WHAT YOU SHOULD DO:
Reproduce the data from its first line through the line containing "author-name: И.П. Кужелева-Саган", substituting "folio" for "page-number" and leaving everything else unchanged.

TASK DATA:
▬▬▬▬▬▬▬▬▬▬
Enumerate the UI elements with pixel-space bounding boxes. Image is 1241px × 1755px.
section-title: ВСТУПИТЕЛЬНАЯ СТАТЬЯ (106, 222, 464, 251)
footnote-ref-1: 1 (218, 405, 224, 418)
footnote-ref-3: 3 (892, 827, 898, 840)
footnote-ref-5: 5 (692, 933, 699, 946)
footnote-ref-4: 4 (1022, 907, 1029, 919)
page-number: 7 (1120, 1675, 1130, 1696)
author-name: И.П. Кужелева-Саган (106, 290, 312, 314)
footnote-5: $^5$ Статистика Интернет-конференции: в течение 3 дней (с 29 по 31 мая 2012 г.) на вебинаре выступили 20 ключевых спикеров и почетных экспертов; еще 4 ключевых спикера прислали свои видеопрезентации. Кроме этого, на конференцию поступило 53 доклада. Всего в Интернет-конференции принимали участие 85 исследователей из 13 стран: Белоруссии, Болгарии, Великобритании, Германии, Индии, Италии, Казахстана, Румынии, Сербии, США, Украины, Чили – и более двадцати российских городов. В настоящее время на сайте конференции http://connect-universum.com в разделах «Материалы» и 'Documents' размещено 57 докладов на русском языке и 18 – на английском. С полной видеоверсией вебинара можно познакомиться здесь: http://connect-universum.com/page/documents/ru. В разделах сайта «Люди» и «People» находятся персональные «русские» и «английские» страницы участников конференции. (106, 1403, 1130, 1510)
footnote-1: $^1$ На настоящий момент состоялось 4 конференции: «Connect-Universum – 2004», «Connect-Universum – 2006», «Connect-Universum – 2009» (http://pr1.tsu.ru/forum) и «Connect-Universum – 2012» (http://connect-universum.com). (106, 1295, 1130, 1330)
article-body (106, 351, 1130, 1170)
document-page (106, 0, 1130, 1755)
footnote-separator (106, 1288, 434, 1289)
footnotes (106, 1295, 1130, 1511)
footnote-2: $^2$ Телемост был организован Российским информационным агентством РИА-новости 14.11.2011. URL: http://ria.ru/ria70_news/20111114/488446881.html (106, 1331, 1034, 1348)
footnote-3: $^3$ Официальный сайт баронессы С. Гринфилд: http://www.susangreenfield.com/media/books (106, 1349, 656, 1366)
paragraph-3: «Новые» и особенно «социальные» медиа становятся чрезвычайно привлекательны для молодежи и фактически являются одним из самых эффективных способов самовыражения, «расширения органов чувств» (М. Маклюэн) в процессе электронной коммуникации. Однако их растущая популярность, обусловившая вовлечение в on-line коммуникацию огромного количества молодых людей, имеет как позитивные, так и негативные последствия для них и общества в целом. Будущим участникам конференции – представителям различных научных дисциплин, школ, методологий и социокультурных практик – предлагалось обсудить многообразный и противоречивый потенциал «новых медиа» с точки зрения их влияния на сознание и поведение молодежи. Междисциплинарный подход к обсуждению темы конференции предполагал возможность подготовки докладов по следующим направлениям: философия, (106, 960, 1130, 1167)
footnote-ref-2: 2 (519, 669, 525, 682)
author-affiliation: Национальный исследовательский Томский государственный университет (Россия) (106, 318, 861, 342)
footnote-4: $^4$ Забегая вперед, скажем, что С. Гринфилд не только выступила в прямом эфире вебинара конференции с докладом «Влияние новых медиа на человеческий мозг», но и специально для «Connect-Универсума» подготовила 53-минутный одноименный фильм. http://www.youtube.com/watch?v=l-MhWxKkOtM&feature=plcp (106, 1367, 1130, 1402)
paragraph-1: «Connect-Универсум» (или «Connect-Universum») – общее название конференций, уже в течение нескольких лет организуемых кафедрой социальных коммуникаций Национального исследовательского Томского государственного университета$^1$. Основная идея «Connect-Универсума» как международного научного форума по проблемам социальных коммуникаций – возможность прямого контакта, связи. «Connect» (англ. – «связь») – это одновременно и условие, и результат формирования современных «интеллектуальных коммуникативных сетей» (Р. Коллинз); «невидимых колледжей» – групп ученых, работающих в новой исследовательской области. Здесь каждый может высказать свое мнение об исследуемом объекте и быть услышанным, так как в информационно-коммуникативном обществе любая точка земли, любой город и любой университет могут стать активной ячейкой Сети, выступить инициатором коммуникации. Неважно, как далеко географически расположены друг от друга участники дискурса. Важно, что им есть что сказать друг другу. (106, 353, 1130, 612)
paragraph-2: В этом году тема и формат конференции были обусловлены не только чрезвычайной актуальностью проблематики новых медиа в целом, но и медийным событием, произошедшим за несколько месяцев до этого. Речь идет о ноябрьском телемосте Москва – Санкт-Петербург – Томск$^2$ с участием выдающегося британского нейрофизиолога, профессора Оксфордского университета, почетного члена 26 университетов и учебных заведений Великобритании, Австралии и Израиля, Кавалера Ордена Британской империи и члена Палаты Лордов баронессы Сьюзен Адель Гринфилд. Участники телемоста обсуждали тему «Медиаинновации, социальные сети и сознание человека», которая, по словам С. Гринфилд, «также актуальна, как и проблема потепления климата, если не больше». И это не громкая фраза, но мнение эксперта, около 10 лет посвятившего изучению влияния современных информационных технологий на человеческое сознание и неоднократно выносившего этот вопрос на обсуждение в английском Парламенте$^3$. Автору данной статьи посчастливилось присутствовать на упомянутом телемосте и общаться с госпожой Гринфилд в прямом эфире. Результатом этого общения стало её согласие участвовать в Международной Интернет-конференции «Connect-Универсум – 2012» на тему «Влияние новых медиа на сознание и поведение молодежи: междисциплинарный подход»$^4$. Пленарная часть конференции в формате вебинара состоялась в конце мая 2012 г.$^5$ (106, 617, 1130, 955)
▬▬▬▬▬▬▬▬▬▬
RESULT BELOW:
Enumerate the UI elements with pixel-space bounding boxes. Image is 1241px × 1755px.
section-title: ВСТУПИТЕЛЬНАЯ СТАТЬЯ (106, 222, 464, 251)
footnote-ref-1: 1 (218, 405, 224, 418)
footnote-ref-3: 3 (892, 827, 898, 840)
footnote-ref-5: 5 (692, 933, 699, 946)
footnote-ref-4: 4 (1022, 907, 1029, 919)
folio: 7 (1120, 1675, 1130, 1696)
author-name: И.П. Кужелева-Саган (106, 290, 312, 314)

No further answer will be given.